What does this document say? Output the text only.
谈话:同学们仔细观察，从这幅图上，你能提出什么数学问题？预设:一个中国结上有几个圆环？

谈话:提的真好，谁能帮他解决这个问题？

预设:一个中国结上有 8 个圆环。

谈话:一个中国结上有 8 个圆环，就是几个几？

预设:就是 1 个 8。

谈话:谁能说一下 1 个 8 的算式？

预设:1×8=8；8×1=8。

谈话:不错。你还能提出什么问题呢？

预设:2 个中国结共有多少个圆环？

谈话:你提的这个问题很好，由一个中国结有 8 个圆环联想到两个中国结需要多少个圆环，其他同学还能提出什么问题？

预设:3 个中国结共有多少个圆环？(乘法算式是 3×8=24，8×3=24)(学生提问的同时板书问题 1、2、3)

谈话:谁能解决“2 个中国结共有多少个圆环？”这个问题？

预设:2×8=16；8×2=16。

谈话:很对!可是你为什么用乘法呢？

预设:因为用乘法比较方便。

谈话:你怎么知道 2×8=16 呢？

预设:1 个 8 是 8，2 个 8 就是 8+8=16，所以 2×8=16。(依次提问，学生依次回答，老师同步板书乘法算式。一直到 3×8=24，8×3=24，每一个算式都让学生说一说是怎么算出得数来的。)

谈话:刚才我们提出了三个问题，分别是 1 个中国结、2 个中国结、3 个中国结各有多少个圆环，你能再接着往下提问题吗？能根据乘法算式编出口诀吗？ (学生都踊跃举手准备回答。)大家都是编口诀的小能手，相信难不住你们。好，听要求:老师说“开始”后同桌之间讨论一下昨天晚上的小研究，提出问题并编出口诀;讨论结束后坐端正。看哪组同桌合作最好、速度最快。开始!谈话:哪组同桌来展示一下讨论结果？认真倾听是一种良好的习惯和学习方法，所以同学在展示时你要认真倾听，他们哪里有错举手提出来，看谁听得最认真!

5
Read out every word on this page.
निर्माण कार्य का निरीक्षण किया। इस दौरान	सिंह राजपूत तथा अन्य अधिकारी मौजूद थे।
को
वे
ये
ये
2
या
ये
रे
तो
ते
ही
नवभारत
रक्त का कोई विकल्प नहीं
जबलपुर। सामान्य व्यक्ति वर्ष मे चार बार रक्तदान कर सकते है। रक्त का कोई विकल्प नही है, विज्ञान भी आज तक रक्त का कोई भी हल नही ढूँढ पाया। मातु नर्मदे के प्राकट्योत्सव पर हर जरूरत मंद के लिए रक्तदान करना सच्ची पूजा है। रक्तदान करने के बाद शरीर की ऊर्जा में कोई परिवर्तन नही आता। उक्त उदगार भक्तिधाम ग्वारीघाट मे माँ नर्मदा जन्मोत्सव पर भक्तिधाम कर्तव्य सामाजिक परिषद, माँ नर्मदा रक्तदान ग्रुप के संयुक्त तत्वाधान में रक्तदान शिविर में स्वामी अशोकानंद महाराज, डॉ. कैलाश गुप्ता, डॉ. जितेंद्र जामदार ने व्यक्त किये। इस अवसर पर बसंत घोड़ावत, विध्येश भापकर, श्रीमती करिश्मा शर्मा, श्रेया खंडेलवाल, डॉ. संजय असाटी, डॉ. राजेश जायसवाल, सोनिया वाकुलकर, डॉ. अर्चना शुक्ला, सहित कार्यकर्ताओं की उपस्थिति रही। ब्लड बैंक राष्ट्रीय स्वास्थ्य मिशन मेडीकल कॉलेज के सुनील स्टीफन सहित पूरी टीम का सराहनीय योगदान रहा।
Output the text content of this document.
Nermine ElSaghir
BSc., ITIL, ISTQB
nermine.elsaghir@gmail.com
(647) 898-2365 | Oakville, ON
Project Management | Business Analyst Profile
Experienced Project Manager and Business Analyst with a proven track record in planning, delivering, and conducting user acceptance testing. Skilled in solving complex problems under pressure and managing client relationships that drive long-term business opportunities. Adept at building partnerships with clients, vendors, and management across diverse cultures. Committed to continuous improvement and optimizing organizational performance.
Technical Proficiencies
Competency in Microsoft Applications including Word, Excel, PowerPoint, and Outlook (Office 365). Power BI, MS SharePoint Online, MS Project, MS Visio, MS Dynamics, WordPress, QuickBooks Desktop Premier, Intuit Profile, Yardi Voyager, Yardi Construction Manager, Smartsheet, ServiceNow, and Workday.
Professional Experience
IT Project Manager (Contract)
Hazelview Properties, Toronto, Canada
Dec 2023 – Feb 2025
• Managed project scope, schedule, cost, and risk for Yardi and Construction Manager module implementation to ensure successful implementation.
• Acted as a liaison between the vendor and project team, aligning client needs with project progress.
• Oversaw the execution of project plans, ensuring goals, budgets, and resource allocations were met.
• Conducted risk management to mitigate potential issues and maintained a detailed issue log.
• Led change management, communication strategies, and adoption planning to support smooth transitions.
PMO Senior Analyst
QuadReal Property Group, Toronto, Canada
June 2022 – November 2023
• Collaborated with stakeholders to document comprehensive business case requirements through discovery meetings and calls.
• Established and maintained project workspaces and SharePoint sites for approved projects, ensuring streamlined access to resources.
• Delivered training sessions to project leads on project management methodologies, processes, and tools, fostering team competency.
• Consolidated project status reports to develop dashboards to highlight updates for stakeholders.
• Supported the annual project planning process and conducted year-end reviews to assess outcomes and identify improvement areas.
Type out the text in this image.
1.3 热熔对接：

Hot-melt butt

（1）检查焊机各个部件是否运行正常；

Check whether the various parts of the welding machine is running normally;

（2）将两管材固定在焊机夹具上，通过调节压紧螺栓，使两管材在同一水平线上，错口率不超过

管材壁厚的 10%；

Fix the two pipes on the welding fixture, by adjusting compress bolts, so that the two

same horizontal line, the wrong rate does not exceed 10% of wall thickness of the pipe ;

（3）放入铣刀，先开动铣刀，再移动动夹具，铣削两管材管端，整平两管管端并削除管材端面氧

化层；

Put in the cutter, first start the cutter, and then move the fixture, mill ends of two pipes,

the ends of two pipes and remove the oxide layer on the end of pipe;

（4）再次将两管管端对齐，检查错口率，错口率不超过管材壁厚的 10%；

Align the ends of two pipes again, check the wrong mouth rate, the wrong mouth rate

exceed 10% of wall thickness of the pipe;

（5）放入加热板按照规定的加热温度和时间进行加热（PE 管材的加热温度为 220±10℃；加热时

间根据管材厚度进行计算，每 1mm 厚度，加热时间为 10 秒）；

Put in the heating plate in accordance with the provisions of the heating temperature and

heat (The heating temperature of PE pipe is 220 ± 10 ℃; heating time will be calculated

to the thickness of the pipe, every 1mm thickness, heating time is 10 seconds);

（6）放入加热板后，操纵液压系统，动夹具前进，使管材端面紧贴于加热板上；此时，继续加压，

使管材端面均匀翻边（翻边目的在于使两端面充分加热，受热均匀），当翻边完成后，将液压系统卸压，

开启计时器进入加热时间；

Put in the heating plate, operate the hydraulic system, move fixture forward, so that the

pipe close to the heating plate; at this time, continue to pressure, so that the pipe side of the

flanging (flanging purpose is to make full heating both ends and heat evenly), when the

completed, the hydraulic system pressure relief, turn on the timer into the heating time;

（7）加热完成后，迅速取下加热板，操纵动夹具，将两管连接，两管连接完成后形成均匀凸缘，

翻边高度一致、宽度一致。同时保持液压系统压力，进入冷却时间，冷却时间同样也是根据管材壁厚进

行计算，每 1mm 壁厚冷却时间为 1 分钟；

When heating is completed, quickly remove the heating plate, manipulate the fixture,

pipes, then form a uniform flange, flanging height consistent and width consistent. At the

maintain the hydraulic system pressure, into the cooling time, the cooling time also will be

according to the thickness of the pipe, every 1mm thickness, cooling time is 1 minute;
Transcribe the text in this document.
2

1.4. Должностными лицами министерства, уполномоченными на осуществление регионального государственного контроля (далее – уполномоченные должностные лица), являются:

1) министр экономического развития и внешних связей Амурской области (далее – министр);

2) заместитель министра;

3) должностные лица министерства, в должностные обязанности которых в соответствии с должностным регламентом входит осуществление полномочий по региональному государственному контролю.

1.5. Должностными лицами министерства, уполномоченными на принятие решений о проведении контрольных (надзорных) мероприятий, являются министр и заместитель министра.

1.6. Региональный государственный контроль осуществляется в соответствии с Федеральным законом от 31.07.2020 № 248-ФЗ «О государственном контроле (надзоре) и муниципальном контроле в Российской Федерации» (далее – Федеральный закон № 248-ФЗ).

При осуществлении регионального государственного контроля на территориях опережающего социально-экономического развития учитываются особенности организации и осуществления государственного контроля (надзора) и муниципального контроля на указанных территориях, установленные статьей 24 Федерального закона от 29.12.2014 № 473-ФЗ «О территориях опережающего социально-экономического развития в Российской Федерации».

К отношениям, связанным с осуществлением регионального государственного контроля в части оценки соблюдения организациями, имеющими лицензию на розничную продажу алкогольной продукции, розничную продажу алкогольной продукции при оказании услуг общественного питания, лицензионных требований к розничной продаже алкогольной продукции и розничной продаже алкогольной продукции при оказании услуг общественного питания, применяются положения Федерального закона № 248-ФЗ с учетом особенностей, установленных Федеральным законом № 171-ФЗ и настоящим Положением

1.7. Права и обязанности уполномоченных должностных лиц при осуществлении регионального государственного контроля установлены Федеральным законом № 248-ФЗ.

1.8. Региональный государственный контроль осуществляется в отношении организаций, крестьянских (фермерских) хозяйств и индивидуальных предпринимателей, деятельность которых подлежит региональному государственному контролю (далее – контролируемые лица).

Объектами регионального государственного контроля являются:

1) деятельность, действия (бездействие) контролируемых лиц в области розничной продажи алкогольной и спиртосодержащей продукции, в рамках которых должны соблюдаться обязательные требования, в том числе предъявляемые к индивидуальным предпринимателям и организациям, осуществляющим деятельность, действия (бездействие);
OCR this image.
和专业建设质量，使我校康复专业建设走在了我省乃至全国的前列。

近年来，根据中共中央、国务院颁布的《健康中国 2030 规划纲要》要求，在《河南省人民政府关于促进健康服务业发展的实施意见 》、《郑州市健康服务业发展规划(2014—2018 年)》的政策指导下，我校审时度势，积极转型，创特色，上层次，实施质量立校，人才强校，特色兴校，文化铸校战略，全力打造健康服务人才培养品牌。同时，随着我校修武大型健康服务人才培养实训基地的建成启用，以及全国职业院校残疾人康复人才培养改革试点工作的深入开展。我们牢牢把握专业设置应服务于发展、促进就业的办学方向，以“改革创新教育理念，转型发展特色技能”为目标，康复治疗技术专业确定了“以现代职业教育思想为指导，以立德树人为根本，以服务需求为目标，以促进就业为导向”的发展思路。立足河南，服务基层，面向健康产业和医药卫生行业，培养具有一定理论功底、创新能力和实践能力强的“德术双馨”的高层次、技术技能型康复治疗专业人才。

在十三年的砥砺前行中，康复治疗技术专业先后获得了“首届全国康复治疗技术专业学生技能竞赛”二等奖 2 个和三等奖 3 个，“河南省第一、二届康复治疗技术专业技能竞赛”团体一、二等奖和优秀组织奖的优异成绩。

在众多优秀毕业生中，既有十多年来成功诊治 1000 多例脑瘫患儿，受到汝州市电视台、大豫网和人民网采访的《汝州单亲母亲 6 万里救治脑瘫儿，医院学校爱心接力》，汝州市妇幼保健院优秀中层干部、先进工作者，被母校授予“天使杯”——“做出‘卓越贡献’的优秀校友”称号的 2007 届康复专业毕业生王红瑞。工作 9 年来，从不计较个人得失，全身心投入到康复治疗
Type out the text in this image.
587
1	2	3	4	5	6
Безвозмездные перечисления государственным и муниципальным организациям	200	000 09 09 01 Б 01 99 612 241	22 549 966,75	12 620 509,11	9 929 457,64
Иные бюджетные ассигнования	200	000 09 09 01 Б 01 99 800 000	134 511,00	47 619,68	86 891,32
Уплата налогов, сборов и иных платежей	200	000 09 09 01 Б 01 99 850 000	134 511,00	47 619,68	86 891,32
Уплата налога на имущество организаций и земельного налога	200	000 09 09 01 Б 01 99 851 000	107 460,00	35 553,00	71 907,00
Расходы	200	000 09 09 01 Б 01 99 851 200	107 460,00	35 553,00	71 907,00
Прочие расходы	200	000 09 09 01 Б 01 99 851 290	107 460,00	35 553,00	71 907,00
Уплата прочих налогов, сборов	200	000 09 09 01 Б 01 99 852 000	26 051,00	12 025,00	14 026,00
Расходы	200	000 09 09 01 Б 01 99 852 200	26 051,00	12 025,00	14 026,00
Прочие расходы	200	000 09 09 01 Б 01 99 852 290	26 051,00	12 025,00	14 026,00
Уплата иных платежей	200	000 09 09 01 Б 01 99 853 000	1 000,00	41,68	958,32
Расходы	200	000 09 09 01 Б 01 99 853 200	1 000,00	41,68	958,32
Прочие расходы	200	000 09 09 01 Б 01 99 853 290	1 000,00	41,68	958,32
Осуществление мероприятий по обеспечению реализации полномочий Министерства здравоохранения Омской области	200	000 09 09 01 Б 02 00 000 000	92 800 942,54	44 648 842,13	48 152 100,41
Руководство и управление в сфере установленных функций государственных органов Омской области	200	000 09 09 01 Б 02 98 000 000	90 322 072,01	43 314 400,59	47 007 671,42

*Exercise directions*. In the records, locate each line holding the string "every" and copy it.

*Completed exercise*.
Read out every word on this page.
to the thickness of the pipe, every 1mm thickness, heating time is 10 seconds);
according to the thickness of the pipe, every 1mm thickness, cooling time is 1 minute;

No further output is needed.